● Records from a data collection:
________________________

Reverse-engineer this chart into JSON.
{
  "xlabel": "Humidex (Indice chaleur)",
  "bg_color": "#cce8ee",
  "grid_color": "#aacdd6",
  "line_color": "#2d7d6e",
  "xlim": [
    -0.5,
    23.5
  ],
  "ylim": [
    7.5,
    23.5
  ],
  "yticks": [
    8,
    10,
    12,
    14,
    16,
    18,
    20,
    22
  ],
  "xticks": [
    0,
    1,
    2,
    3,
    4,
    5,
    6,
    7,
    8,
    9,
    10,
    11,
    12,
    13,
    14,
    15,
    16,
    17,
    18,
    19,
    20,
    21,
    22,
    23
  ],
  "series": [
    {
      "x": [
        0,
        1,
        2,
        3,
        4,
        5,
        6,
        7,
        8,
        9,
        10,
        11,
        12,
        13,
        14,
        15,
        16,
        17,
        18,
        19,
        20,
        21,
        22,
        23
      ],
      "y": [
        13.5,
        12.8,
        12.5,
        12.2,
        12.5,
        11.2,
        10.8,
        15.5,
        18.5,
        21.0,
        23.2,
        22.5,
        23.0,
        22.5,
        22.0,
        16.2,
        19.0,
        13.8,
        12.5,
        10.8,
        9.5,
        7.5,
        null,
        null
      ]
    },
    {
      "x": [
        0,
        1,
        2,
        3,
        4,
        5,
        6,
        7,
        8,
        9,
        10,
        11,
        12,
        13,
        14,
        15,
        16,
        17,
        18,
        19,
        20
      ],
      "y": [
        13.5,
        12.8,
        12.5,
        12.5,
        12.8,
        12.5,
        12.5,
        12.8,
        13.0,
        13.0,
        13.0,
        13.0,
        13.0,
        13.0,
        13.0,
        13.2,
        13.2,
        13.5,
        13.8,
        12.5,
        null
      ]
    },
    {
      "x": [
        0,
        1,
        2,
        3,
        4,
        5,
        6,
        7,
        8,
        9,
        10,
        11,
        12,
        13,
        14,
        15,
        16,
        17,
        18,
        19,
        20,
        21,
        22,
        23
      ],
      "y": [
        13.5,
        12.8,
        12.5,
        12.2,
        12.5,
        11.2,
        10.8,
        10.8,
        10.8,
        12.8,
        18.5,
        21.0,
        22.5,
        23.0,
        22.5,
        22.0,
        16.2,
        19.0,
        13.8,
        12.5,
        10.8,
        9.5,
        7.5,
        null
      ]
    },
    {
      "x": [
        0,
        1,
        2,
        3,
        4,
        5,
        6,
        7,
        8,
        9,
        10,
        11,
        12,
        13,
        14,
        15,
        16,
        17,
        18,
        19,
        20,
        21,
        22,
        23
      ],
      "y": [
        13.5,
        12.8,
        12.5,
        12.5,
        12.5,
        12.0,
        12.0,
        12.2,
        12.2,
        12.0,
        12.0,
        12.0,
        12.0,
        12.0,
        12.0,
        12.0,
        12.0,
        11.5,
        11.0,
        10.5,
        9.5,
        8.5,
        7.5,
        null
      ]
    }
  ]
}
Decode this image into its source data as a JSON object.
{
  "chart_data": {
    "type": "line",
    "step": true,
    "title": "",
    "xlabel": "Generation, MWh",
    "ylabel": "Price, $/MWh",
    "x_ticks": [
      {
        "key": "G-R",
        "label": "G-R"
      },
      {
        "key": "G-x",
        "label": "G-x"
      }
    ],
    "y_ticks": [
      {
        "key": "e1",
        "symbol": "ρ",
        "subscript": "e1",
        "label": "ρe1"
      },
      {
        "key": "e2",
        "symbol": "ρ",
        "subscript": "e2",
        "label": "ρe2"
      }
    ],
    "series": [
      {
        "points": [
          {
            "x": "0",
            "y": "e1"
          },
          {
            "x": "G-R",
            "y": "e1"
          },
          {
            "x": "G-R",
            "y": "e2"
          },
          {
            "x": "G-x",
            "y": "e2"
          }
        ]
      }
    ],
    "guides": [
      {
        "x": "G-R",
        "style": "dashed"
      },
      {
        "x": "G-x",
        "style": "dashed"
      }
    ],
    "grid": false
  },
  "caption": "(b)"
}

________________________

● TASK DETAILS: Write out the entries above once more, without altering anything.

● OUTPUT:
Reverse-engineer this chart into JSON.
{
  "xlabel": "Humidex (Indice chaleur)",
  "bg_color": "#cce8ee",
  "grid_color": "#aacdd6",
  "line_color": "#2d7d6e",
  "xlim": [
    -0.5,
    23.5
  ],
  "ylim": [
    7.5,
    23.5
  ],
  "yticks": [
    8,
    10,
    12,
    14,
    16,
    18,
    20,
    22
  ],
  "xticks": [
    0,
    1,
    2,
    3,
    4,
    5,
    6,
    7,
    8,
    9,
    10,
    11,
    12,
    13,
    14,
    15,
    16,
    17,
    18,
    19,
    20,
    21,
    22,
    23
  ],
  "series": [
    {
      "x": [
        0,
        1,
        2,
        3,
        4,
        5,
        6,
        7,
        8,
        9,
        10,
        11,
        12,
        13,
        14,
        15,
        16,
        17,
        18,
        19,
        20,
        21,
        22,
        23
      ],
      "y": [
        13.5,
        12.8,
        12.5,
        12.2,
        12.5,
        11.2,
        10.8,
        15.5,
        18.5,
        21.0,
        23.2,
        22.5,
        23.0,
        22.5,
        22.0,
        16.2,
        19.0,
        13.8,
        12.5,
        10.8,
        9.5,
        7.5,
        null,
        null
      ]
    },
    {
      "x": [
        0,
        1,
        2,
        3,
        4,
        5,
        6,
        7,
        8,
        9,
        10,
        11,
        12,
        13,
        14,
        15,
        16,
        17,
        18,
        19,
        20
      ],
      "y": [
        13.5,
        12.8,
        12.5,
        12.5,
        12.8,
        12.5,
        12.5,
        12.8,
        13.0,
        13.0,
        13.0,
        13.0,
        13.0,
        13.0,
        13.0,
        13.2,
        13.2,
        13.5,
        13.8,
        12.5,
        null
      ]
    },
    {
      "x": [
        0,
        1,
        2,
        3,
        4,
        5,
        6,
        7,
        8,
        9,
        10,
        11,
        12,
        13,
        14,
        15,
        16,
        17,
        18,
        19,
        20,
        21,
        22,
        23
      ],
      "y": [
        13.5,
        12.8,
        12.5,
        12.2,
        12.5,
        11.2,
        10.8,
        10.8,
        10.8,
        12.8,
        18.5,
        21.0,
        22.5,
        23.0,
        22.5,
        22.0,
        16.2,
        19.0,
        13.8,
        12.5,
        10.8,
        9.5,
        7.5,
        null
      ]
    },
    {
      "x": [
        0,
        1,
        2,
        3,
        4,
        5,
        6,
        7,
        8,
        9,
        10,
        11,
        12,
        13,
        14,
        15,
        16,
        17,
        18,
        19,
        20,
        21,
        22,
        23
      ],
      "y": [
        13.5,
        12.8,
        12.5,
        12.5,
        12.5,
        12.0,
        12.0,
        12.2,
        12.2,
        12.0,
        12.0,
        12.0,
        12.0,
        12.0,
        12.0,
        12.0,
        12.0,
        11.5,
        11.0,
        10.5,
        9.5,
        8.5,
        7.5,
        null
      ]
    }
  ]
}
Decode this image into its source data as a JSON object.
{
  "chart_data": {
    "type": "line",
    "step": true,
    "title": "",
    "xlabel": "Generation, MWh",
    "ylabel": "Price, $/MWh",
    "x_ticks": [
      {
        "key": "G-R",
        "label": "G-R"
      },
      {
        "key": "G-x",
        "label": "G-x"
      }
    ],
    "y_ticks": [
      {
        "key": "e1",
        "symbol": "ρ",
        "subscript": "e1",
        "label": "ρe1"
      },
      {
        "key": "e2",
        "symbol": "ρ",
        "subscript": "e2",
        "label": "ρe2"
      }
    ],
    "series": [
      {
        "points": [
          {
            "x": "0",
            "y": "e1"
          },
          {
            "x": "G-R",
            "y": "e1"
          },
          {
            "x": "G-R",
            "y": "e2"
          },
          {
            "x": "G-x",
            "y": "e2"
          }
        ]
      }
    ],
    "guides": [
      {
        "x": "G-R",
        "style": "dashed"
      },
      {
        "x": "G-x",
        "style": "dashed"
      }
    ],
    "grid": false
  },
  "caption": "(b)"
}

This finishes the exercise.